◆ Task details:
Determine how many lines in these records hold "programmes". Only the number is wanted.

START

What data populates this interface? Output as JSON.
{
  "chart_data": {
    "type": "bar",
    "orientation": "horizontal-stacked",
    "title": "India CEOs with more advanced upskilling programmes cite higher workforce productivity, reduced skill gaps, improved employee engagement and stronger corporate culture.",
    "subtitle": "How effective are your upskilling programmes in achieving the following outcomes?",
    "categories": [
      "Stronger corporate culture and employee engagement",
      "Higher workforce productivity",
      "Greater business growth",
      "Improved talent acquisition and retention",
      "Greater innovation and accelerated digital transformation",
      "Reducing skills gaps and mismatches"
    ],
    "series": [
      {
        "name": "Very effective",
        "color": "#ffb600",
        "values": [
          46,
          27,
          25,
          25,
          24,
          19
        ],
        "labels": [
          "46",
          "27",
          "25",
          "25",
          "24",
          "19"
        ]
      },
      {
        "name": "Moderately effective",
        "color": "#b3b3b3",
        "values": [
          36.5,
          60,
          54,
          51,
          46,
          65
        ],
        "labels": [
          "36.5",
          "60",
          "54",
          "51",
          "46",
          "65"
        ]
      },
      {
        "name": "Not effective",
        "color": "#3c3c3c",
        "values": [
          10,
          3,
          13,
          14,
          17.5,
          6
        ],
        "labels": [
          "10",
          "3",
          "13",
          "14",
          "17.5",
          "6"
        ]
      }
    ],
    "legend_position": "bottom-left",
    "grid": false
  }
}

END

◆ Solution below:
2